Required work.
Please make an exact transcription of the records, keeping the pictures out of it.

Page layout parsing data.
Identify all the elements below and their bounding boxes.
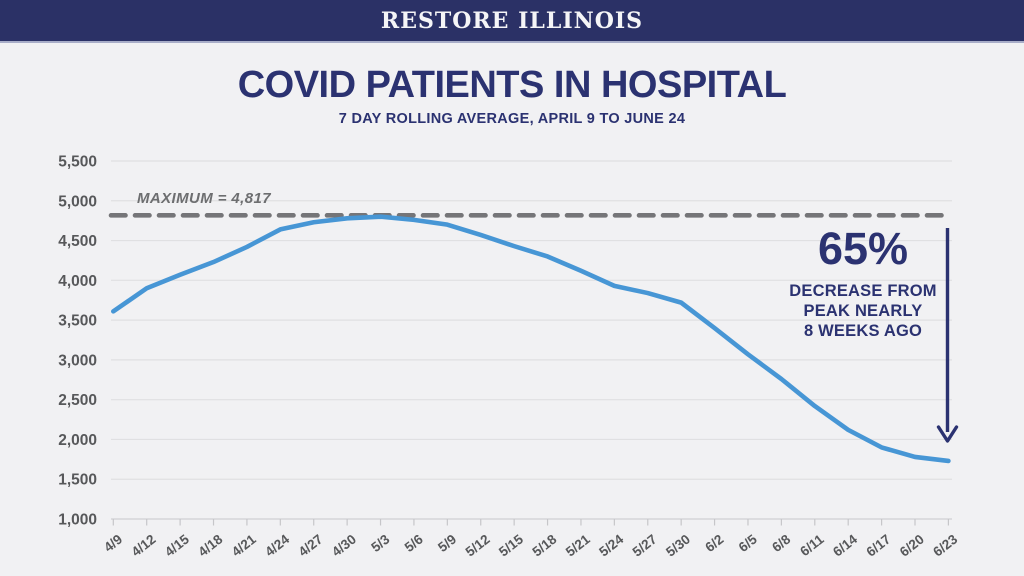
y-tick-label: 2,500 — [58, 392, 97, 409]
y-tick-label: 4,500 — [58, 233, 97, 250]
header-bar: RESTORE ILLINOIS — [0, 0, 1024, 43]
x-tick-label: 4/9 — [101, 532, 125, 555]
y-tick-label: 2,000 — [58, 432, 97, 449]
x-tick-label: 6/5 — [736, 531, 760, 555]
x-tick-label: 5/18 — [529, 531, 559, 559]
y-tick-label: 1,000 — [58, 512, 97, 529]
x-tick-label: 4/12 — [129, 532, 159, 560]
x-tick-label: 6/20 — [897, 532, 927, 560]
chart-subtitle: 7 DAY ROLLING AVERAGE, APRIL 9 TO JUNE 2… — [338, 111, 686, 127]
y-tick-label: 3,000 — [58, 352, 97, 369]
x-tick-label: 4/24 — [262, 531, 292, 559]
x-tick-label: 5/9 — [435, 532, 459, 555]
x-tick-label: 5/21 — [563, 531, 593, 559]
y-tick-label: 5,500 — [58, 154, 97, 171]
x-tick-label: 4/18 — [195, 531, 225, 559]
percent-decrease-value: 65% — [817, 223, 909, 274]
y-tick-label: 5,000 — [58, 193, 97, 210]
header-brand-title: RESTORE ILLINOIS — [380, 7, 644, 34]
x-tick-label: 6/11 — [797, 531, 827, 559]
x-tick-label: 6/14 — [830, 531, 860, 559]
percent-decrease-caption: DECREASE FROM PEAK NEARLY 8 WEEKS AGO — [786, 281, 940, 341]
x-tick-label: 6/8 — [769, 531, 793, 555]
x-tick-label: 5/30 — [663, 532, 693, 560]
x-tick-label: 4/30 — [329, 532, 359, 560]
y-tick-label: 1,500 — [58, 472, 97, 489]
y-tick-label: 3,500 — [58, 313, 97, 330]
x-tick-label: 5/6 — [402, 531, 426, 555]
x-tick-label: 6/2 — [702, 532, 726, 555]
caption-line-1: DECREASE FROM — [789, 282, 937, 300]
x-tick-label: 4/15 — [162, 531, 192, 559]
x-tick-label: 5/3 — [368, 531, 392, 555]
x-tick-label: 4/21 — [229, 531, 259, 559]
y-tick-label: 4,000 — [58, 273, 97, 290]
x-tick-label: 6/17 — [863, 532, 893, 560]
arrow-head-icon — [936, 425, 959, 443]
x-tick-label: 5/24 — [596, 531, 626, 559]
caption-line-2: PEAK NEARLY — [803, 302, 923, 320]
x-tick-label: 5/12 — [463, 532, 493, 560]
x-tick-label: 6/23 — [930, 531, 960, 559]
x-tick-label: 5/27 — [630, 532, 660, 560]
trend-line — [111, 214, 951, 464]
x-tick-label: 4/27 — [296, 532, 326, 560]
x-tick-label: 5/15 — [496, 531, 526, 559]
maximum-line-label: MAXIMUM = 4,817 — [137, 190, 271, 207]
caption-line-3: 8 WEEKS AGO — [803, 322, 923, 340]
chart-title: COVID PATIENTS IN HOSPITAL — [237, 64, 787, 106]
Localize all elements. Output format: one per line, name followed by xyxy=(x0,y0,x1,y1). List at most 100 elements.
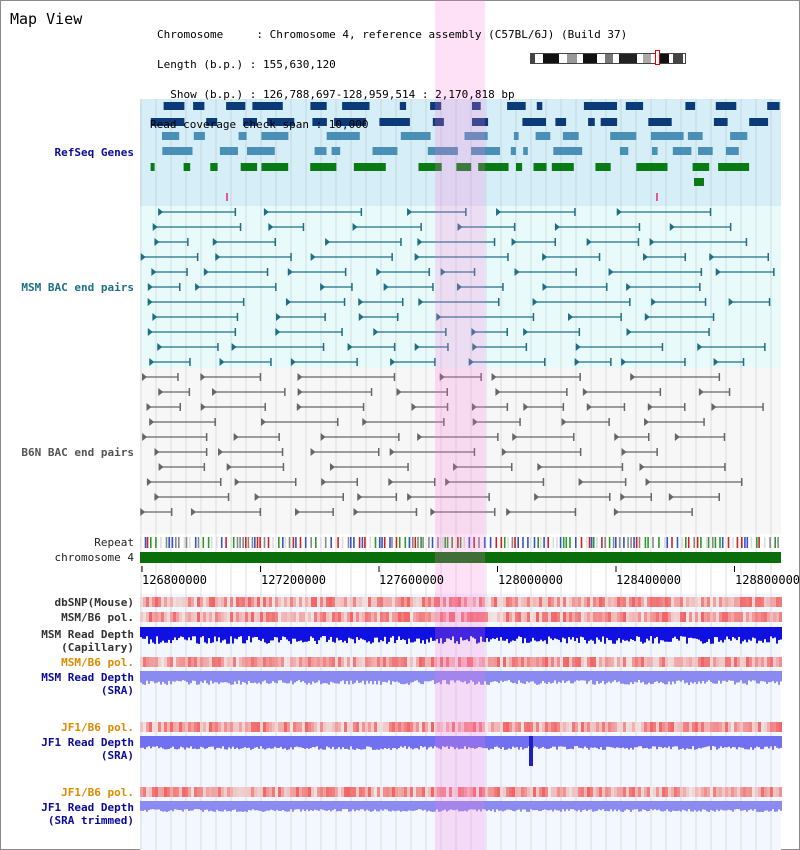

Your response.
Identify all the elements below and their bounding boxes.
y-tick-label: 2,500 — [58, 392, 97, 409]
y-tick-label: 4,500 — [58, 233, 97, 250]
header-bar: RESTORE ILLINOIS — [0, 0, 1024, 43]
x-tick-label: 4/9 — [101, 532, 125, 555]
y-tick-label: 2,000 — [58, 432, 97, 449]
x-tick-label: 6/5 — [736, 531, 760, 555]
x-tick-label: 5/18 — [529, 531, 559, 559]
y-tick-label: 1,000 — [58, 512, 97, 529]
x-tick-label: 4/12 — [129, 532, 159, 560]
x-tick-label: 6/20 — [897, 532, 927, 560]
chart-subtitle: 7 DAY ROLLING AVERAGE, APRIL 9 TO JUNE 2… — [338, 111, 686, 127]
y-tick-label: 3,000 — [58, 352, 97, 369]
x-tick-label: 4/24 — [262, 531, 292, 559]
x-tick-label: 5/9 — [435, 532, 459, 555]
x-tick-label: 5/21 — [563, 531, 593, 559]
y-tick-label: 5,500 — [58, 154, 97, 171]
x-tick-label: 4/18 — [195, 531, 225, 559]
percent-decrease-value: 65% — [817, 223, 909, 274]
y-tick-label: 5,000 — [58, 193, 97, 210]
header-brand-title: RESTORE ILLINOIS — [380, 7, 644, 34]
x-tick-label: 6/11 — [797, 531, 827, 559]
x-tick-label: 6/14 — [830, 531, 860, 559]
percent-decrease-caption: DECREASE FROM PEAK NEARLY 8 WEEKS AGO — [786, 281, 940, 341]
x-tick-label: 6/8 — [769, 531, 793, 555]
x-tick-label: 5/30 — [663, 532, 693, 560]
x-tick-label: 4/30 — [329, 532, 359, 560]
y-tick-label: 1,500 — [58, 472, 97, 489]
y-tick-label: 3,500 — [58, 313, 97, 330]
x-tick-label: 5/6 — [402, 531, 426, 555]
x-tick-label: 6/2 — [702, 532, 726, 555]
caption-line-1: DECREASE FROM — [789, 282, 937, 300]
x-tick-label: 4/15 — [162, 531, 192, 559]
x-tick-label: 5/3 — [368, 531, 392, 555]
x-tick-label: 4/21 — [229, 531, 259, 559]
y-tick-label: 4,000 — [58, 273, 97, 290]
x-tick-label: 6/17 — [863, 532, 893, 560]
arrow-head-icon — [936, 425, 959, 443]
x-tick-label: 5/24 — [596, 531, 626, 559]
caption-line-2: PEAK NEARLY — [803, 302, 923, 320]
x-tick-label: 5/12 — [463, 532, 493, 560]
x-tick-label: 6/23 — [930, 531, 960, 559]
x-tick-label: 5/27 — [630, 532, 660, 560]
trend-line — [111, 214, 951, 464]
x-tick-label: 4/27 — [296, 532, 326, 560]
x-tick-label: 5/15 — [496, 531, 526, 559]
maximum-line-label: MAXIMUM = 4,817 — [137, 190, 271, 207]
caption-line-3: 8 WEEKS AGO — [803, 322, 923, 340]
chart-title: COVID PATIENTS IN HOSPITAL — [237, 64, 787, 106]
Localize all elements. Output format: one per line, name followed by xyxy=(x0,y0,x1,y1). List at most 100 elements.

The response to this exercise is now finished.